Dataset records
┄┄┄┄┄┄┄┄┄┄┄┄┄┄┄┄┄┄┄┄

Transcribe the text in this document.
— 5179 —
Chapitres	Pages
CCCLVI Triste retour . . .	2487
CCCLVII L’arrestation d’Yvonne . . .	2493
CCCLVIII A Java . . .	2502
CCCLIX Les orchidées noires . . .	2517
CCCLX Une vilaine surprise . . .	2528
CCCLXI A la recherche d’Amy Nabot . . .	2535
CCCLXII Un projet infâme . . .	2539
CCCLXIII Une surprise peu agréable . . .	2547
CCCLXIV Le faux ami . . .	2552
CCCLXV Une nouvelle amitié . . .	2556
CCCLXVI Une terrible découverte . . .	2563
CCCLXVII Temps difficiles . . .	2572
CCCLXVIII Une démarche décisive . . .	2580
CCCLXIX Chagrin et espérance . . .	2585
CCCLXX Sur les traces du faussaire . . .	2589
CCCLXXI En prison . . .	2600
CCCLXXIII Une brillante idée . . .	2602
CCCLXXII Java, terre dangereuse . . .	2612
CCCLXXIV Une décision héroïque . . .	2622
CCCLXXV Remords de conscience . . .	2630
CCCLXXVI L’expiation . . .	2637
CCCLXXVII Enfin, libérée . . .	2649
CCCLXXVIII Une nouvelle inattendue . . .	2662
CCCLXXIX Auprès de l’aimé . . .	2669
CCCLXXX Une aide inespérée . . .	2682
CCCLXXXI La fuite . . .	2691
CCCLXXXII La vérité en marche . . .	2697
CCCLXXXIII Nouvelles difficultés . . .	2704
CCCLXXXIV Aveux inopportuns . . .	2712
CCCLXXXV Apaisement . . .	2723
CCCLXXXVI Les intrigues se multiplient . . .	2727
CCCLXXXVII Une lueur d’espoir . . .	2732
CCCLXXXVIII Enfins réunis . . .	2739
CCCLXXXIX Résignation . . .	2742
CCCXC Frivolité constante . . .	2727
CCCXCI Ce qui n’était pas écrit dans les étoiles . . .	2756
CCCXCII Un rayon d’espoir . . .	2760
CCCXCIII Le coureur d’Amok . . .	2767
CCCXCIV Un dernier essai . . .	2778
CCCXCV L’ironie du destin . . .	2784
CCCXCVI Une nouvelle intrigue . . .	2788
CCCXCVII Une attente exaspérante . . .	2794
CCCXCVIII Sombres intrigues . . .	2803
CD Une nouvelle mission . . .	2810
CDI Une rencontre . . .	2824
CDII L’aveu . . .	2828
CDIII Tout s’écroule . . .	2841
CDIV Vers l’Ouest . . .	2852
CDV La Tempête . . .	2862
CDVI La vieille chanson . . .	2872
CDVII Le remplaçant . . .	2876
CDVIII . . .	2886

┄┄┄┄┄┄┄┄┄┄┄┄┄┄┄┄┄┄┄┄

**Work instructions:** The records above are to be copied in full, exactly as written.

**Response for this exercise:**
Transcribe the text in this document.
— 5179 —
Chapitres	Pages
CCCLVI Triste retour . . .	2487
CCCLVII L’arrestation d’Yvonne . . .	2493
CCCLVIII A Java . . .	2502
CCCLIX Les orchidées noires . . .	2517
CCCLX Une vilaine surprise . . .	2528
CCCLXI A la recherche d’Amy Nabot . . .	2535
CCCLXII Un projet infâme . . .	2539
CCCLXIII Une surprise peu agréable . . .	2547
CCCLXIV Le faux ami . . .	2552
CCCLXV Une nouvelle amitié . . .	2556
CCCLXVI Une terrible découverte . . .	2563
CCCLXVII Temps difficiles . . .	2572
CCCLXVIII Une démarche décisive . . .	2580
CCCLXIX Chagrin et espérance . . .	2585
CCCLXX Sur les traces du faussaire . . .	2589
CCCLXXI En prison . . .	2600
CCCLXXIII Une brillante idée . . .	2602
CCCLXXII Java, terre dangereuse . . .	2612
CCCLXXIV Une décision héroïque . . .	2622
CCCLXXV Remords de conscience . . .	2630
CCCLXXVI L’expiation . . .	2637
CCCLXXVII Enfin, libérée . . .	2649
CCCLXXVIII Une nouvelle inattendue . . .	2662
CCCLXXIX Auprès de l’aimé . . .	2669
CCCLXXX Une aide inespérée . . .	2682
CCCLXXXI La fuite . . .	2691
CCCLXXXII La vérité en marche . . .	2697
CCCLXXXIII Nouvelles difficultés . . .	2704
CCCLXXXIV Aveux inopportuns . . .	2712
CCCLXXXV Apaisement . . .	2723
CCCLXXXVI Les intrigues se multiplient . . .	2727
CCCLXXXVII Une lueur d’espoir . . .	2732
CCCLXXXVIII Enfins réunis . . .	2739
CCCLXXXIX Résignation . . .	2742
CCCXC Frivolité constante . . .	2727
CCCXCI Ce qui n’était pas écrit dans les étoiles . . .	2756
CCCXCII Un rayon d’espoir . . .	2760
CCCXCIII Le coureur d’Amok . . .	2767
CCCXCIV Un dernier essai . . .	2778
CCCXCV L’ironie du destin . . .	2784
CCCXCVI Une nouvelle intrigue . . .	2788
CCCXCVII Une attente exaspérante . . .	2794
CCCXCVIII Sombres intrigues . . .	2803
CD Une nouvelle mission . . .	2810
CDI Une rencontre . . .	2824
CDII L’aveu . . .	2828
CDIII Tout s’écroule . . .	2841
CDIV Vers l’Ouest . . .	2852
CDV La Tempête . . .	2862
CDVI La vieille chanson . . .	2872
CDVII Le remplaçant . . .	2876
CDVIII . . .	2886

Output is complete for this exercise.